- **Stated goal**: Without the images, output each record below as it stands.

::::::

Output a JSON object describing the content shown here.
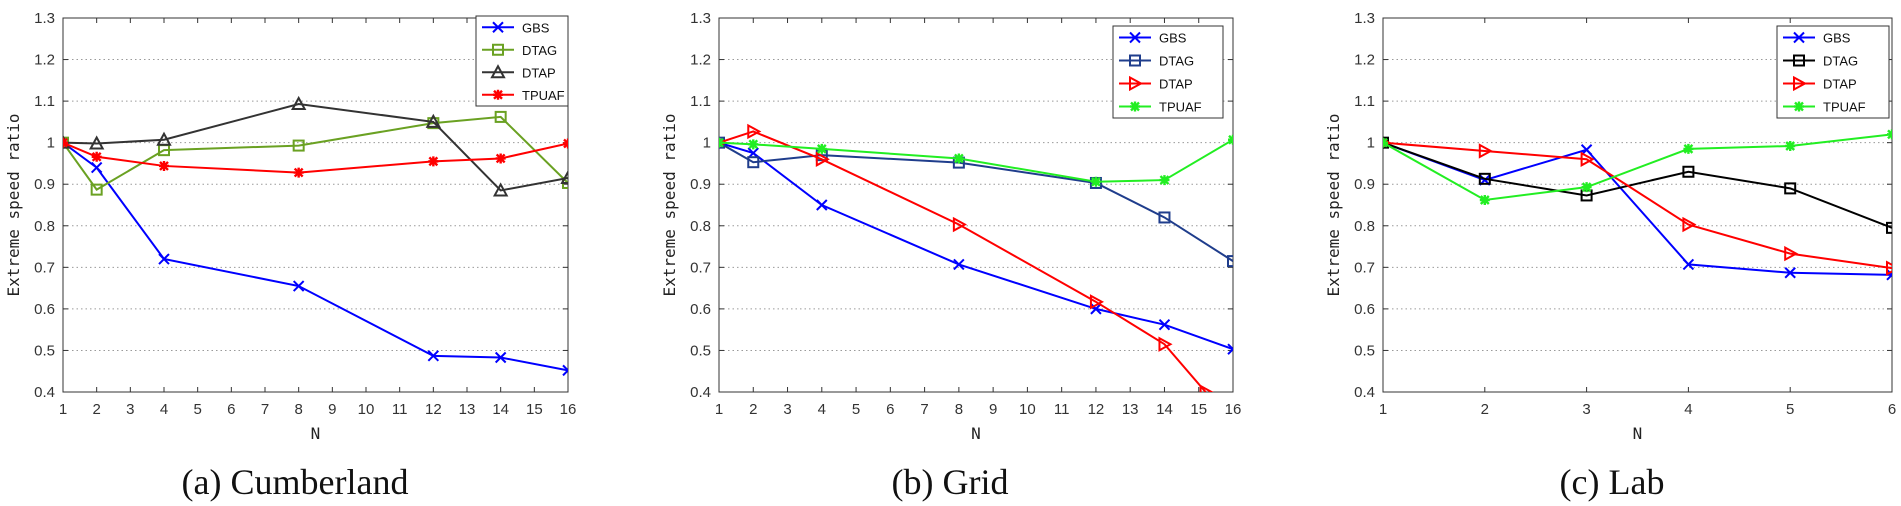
{
  "chart_data": [
    {
      "type": "line",
      "caption": "(a) Cumberland",
      "xlabel": "N",
      "ylabel": "Extreme speed ratio",
      "ylim": [
        0.4,
        1.3
      ],
      "yticks": [
        0.4,
        0.5,
        0.6,
        0.7,
        0.8,
        0.9,
        1,
        1.1,
        1.2,
        1.3
      ],
      "ytick_labels": [
        "0.4",
        "0.5",
        "0.6",
        "0.7",
        "0.8",
        "0.9",
        "1",
        "1.1",
        "1.2",
        "1.3"
      ],
      "xticks": [
        "1",
        "2",
        "3",
        "4",
        "5",
        "6",
        "7",
        "8",
        "9",
        "10",
        "11",
        "12",
        "13",
        "14",
        "15",
        "16"
      ],
      "grid": "horizontal dotted",
      "legend": "top-right",
      "series": [
        {
          "name": "GBS",
          "color": "#0000ff",
          "marker": "x",
          "x": [
            1,
            2,
            4,
            8,
            12,
            14,
            16
          ],
          "values": [
            1.0,
            0.94,
            0.72,
            0.655,
            0.487,
            0.483,
            0.452
          ]
        },
        {
          "name": "DTAG",
          "color": "#6aa122",
          "marker": "square",
          "x": [
            1,
            2,
            4,
            8,
            12,
            14,
            16
          ],
          "values": [
            1.0,
            0.887,
            0.982,
            0.993,
            1.047,
            1.062,
            0.903
          ]
        },
        {
          "name": "DTAP",
          "color": "#333333",
          "marker": "triangle-up",
          "x": [
            1,
            2,
            4,
            8,
            12,
            14,
            16
          ],
          "values": [
            1.0,
            0.998,
            1.007,
            1.093,
            1.05,
            0.885,
            0.915
          ]
        },
        {
          "name": "TPUAF",
          "color": "#ff0000",
          "marker": "star",
          "x": [
            1,
            2,
            4,
            8,
            12,
            14,
            16
          ],
          "values": [
            1.0,
            0.966,
            0.944,
            0.928,
            0.955,
            0.962,
            0.998
          ]
        }
      ]
    },
    {
      "type": "line",
      "caption": "(b) Grid",
      "xlabel": "N",
      "ylabel": "Extreme speed ratio",
      "ylim": [
        0.4,
        1.3
      ],
      "yticks": [
        0.4,
        0.5,
        0.6,
        0.7,
        0.8,
        0.9,
        1,
        1.1,
        1.2,
        1.3
      ],
      "ytick_labels": [
        "0.4",
        "0.5",
        "0.6",
        "0.7",
        "0.8",
        "0.9",
        "1",
        "1.1",
        "1.2",
        "1.3"
      ],
      "xticks": [
        "1",
        "2",
        "3",
        "4",
        "5",
        "6",
        "7",
        "8",
        "9",
        "10",
        "11",
        "12",
        "13",
        "14",
        "15",
        "16"
      ],
      "grid": "horizontal dotted",
      "legend": "top-right",
      "series": [
        {
          "name": "GBS",
          "color": "#0000ff",
          "marker": "x",
          "x": [
            1,
            2,
            4,
            8,
            12,
            14,
            16
          ],
          "values": [
            1.0,
            0.975,
            0.85,
            0.707,
            0.6,
            0.562,
            0.503
          ]
        },
        {
          "name": "DTAG",
          "color": "#1f3d8c",
          "marker": "square",
          "x": [
            1,
            2,
            4,
            8,
            12,
            14,
            16
          ],
          "values": [
            1.0,
            0.953,
            0.97,
            0.952,
            0.903,
            0.82,
            0.715
          ]
        },
        {
          "name": "DTAP",
          "color": "#ff0000",
          "marker": "triangle-right",
          "x": [
            1,
            2,
            4,
            8,
            12,
            14,
            15.2
          ],
          "values": [
            1.0,
            1.027,
            0.96,
            0.803,
            0.617,
            0.515,
            0.4
          ]
        },
        {
          "name": "TPUAF",
          "color": "#22ee22",
          "marker": "star",
          "x": [
            1,
            2,
            4,
            8,
            12,
            14,
            16
          ],
          "values": [
            1.0,
            0.996,
            0.985,
            0.962,
            0.906,
            0.91,
            1.007
          ]
        }
      ]
    },
    {
      "type": "line",
      "caption": "(c) Lab",
      "xlabel": "N",
      "ylabel": "Extreme speed ratio",
      "ylim": [
        0.4,
        1.3
      ],
      "yticks": [
        0.4,
        0.5,
        0.6,
        0.7,
        0.8,
        0.9,
        1,
        1.1,
        1.2,
        1.3
      ],
      "ytick_labels": [
        "0.4",
        "0.5",
        "0.6",
        "0.7",
        "0.8",
        "0.9",
        "1",
        "1.1",
        "1.2",
        "1.3"
      ],
      "xticks": [
        "1",
        "2",
        "3",
        "4",
        "5",
        "6"
      ],
      "grid": "horizontal dotted",
      "legend": "top-right",
      "series": [
        {
          "name": "GBS",
          "color": "#0000ff",
          "marker": "x",
          "x": [
            1,
            2,
            3,
            4,
            5,
            6
          ],
          "values": [
            1.0,
            0.91,
            0.983,
            0.707,
            0.687,
            0.682
          ]
        },
        {
          "name": "DTAG",
          "color": "#000000",
          "marker": "square",
          "x": [
            1,
            2,
            3,
            4,
            5,
            6
          ],
          "values": [
            1.0,
            0.913,
            0.873,
            0.93,
            0.89,
            0.795
          ]
        },
        {
          "name": "DTAP",
          "color": "#ff0000",
          "marker": "triangle-right",
          "x": [
            1,
            2,
            3,
            4,
            5,
            6
          ],
          "values": [
            1.0,
            0.98,
            0.96,
            0.803,
            0.733,
            0.698
          ]
        },
        {
          "name": "TPUAF",
          "color": "#22ee22",
          "marker": "star",
          "x": [
            1,
            2,
            3,
            4,
            5,
            6
          ],
          "values": [
            1.0,
            0.862,
            0.893,
            0.985,
            0.992,
            1.02
          ]
        }
      ]
    }
  ]
}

::::::

- **The completed task**:
Output a JSON object describing the content shown here.
{
  "chart_data": [
    {
      "type": "line",
      "caption": "(a) Cumberland",
      "xlabel": "N",
      "ylabel": "Extreme speed ratio",
      "ylim": [
        0.4,
        1.3
      ],
      "yticks": [
        0.4,
        0.5,
        0.6,
        0.7,
        0.8,
        0.9,
        1,
        1.1,
        1.2,
        1.3
      ],
      "ytick_labels": [
        "0.4",
        "0.5",
        "0.6",
        "0.7",
        "0.8",
        "0.9",
        "1",
        "1.1",
        "1.2",
        "1.3"
      ],
      "xticks": [
        "1",
        "2",
        "3",
        "4",
        "5",
        "6",
        "7",
        "8",
        "9",
        "10",
        "11",
        "12",
        "13",
        "14",
        "15",
        "16"
      ],
      "grid": "horizontal dotted",
      "legend": "top-right",
      "series": [
        {
          "name": "GBS",
          "color": "#0000ff",
          "marker": "x",
          "x": [
            1,
            2,
            4,
            8,
            12,
            14,
            16
          ],
          "values": [
            1.0,
            0.94,
            0.72,
            0.655,
            0.487,
            0.483,
            0.452
          ]
        },
        {
          "name": "DTAG",
          "color": "#6aa122",
          "marker": "square",
          "x": [
            1,
            2,
            4,
            8,
            12,
            14,
            16
          ],
          "values": [
            1.0,
            0.887,
            0.982,
            0.993,
            1.047,
            1.062,
            0.903
          ]
        },
        {
          "name": "DTAP",
          "color": "#333333",
          "marker": "triangle-up",
          "x": [
            1,
            2,
            4,
            8,
            12,
            14,
            16
          ],
          "values": [
            1.0,
            0.998,
            1.007,
            1.093,
            1.05,
            0.885,
            0.915
          ]
        },
        {
          "name": "TPUAF",
          "color": "#ff0000",
          "marker": "star",
          "x": [
            1,
            2,
            4,
            8,
            12,
            14,
            16
          ],
          "values": [
            1.0,
            0.966,
            0.944,
            0.928,
            0.955,
            0.962,
            0.998
          ]
        }
      ]
    },
    {
      "type": "line",
      "caption": "(b) Grid",
      "xlabel": "N",
      "ylabel": "Extreme speed ratio",
      "ylim": [
        0.4,
        1.3
      ],
      "yticks": [
        0.4,
        0.5,
        0.6,
        0.7,
        0.8,
        0.9,
        1,
        1.1,
        1.2,
        1.3
      ],
      "ytick_labels": [
        "0.4",
        "0.5",
        "0.6",
        "0.7",
        "0.8",
        "0.9",
        "1",
        "1.1",
        "1.2",
        "1.3"
      ],
      "xticks": [
        "1",
        "2",
        "3",
        "4",
        "5",
        "6",
        "7",
        "8",
        "9",
        "10",
        "11",
        "12",
        "13",
        "14",
        "15",
        "16"
      ],
      "grid": "horizontal dotted",
      "legend": "top-right",
      "series": [
        {
          "name": "GBS",
          "color": "#0000ff",
          "marker": "x",
          "x": [
            1,
            2,
            4,
            8,
            12,
            14,
            16
          ],
          "values": [
            1.0,
            0.975,
            0.85,
            0.707,
            0.6,
            0.562,
            0.503
          ]
        },
        {
          "name": "DTAG",
          "color": "#1f3d8c",
          "marker": "square",
          "x": [
            1,
            2,
            4,
            8,
            12,
            14,
            16
          ],
          "values": [
            1.0,
            0.953,
            0.97,
            0.952,
            0.903,
            0.82,
            0.715
          ]
        },
        {
          "name": "DTAP",
          "color": "#ff0000",
          "marker": "triangle-right",
          "x": [
            1,
            2,
            4,
            8,
            12,
            14,
            15.2
          ],
          "values": [
            1.0,
            1.027,
            0.96,
            0.803,
            0.617,
            0.515,
            0.4
          ]
        },
        {
          "name": "TPUAF",
          "color": "#22ee22",
          "marker": "star",
          "x": [
            1,
            2,
            4,
            8,
            12,
            14,
            16
          ],
          "values": [
            1.0,
            0.996,
            0.985,
            0.962,
            0.906,
            0.91,
            1.007
          ]
        }
      ]
    },
    {
      "type": "line",
      "caption": "(c) Lab",
      "xlabel": "N",
      "ylabel": "Extreme speed ratio",
      "ylim": [
        0.4,
        1.3
      ],
      "yticks": [
        0.4,
        0.5,
        0.6,
        0.7,
        0.8,
        0.9,
        1,
        1.1,
        1.2,
        1.3
      ],
      "ytick_labels": [
        "0.4",
        "0.5",
        "0.6",
        "0.7",
        "0.8",
        "0.9",
        "1",
        "1.1",
        "1.2",
        "1.3"
      ],
      "xticks": [
        "1",
        "2",
        "3",
        "4",
        "5",
        "6"
      ],
      "grid": "horizontal dotted",
      "legend": "top-right",
      "series": [
        {
          "name": "GBS",
          "color": "#0000ff",
          "marker": "x",
          "x": [
            1,
            2,
            3,
            4,
            5,
            6
          ],
          "values": [
            1.0,
            0.91,
            0.983,
            0.707,
            0.687,
            0.682
          ]
        },
        {
          "name": "DTAG",
          "color": "#000000",
          "marker": "square",
          "x": [
            1,
            2,
            3,
            4,
            5,
            6
          ],
          "values": [
            1.0,
            0.913,
            0.873,
            0.93,
            0.89,
            0.795
          ]
        },
        {
          "name": "DTAP",
          "color": "#ff0000",
          "marker": "triangle-right",
          "x": [
            1,
            2,
            3,
            4,
            5,
            6
          ],
          "values": [
            1.0,
            0.98,
            0.96,
            0.803,
            0.733,
            0.698
          ]
        },
        {
          "name": "TPUAF",
          "color": "#22ee22",
          "marker": "star",
          "x": [
            1,
            2,
            3,
            4,
            5,
            6
          ],
          "values": [
            1.0,
            0.862,
            0.893,
            0.985,
            0.992,
            1.02
          ]
        }
      ]
    }
  ]
}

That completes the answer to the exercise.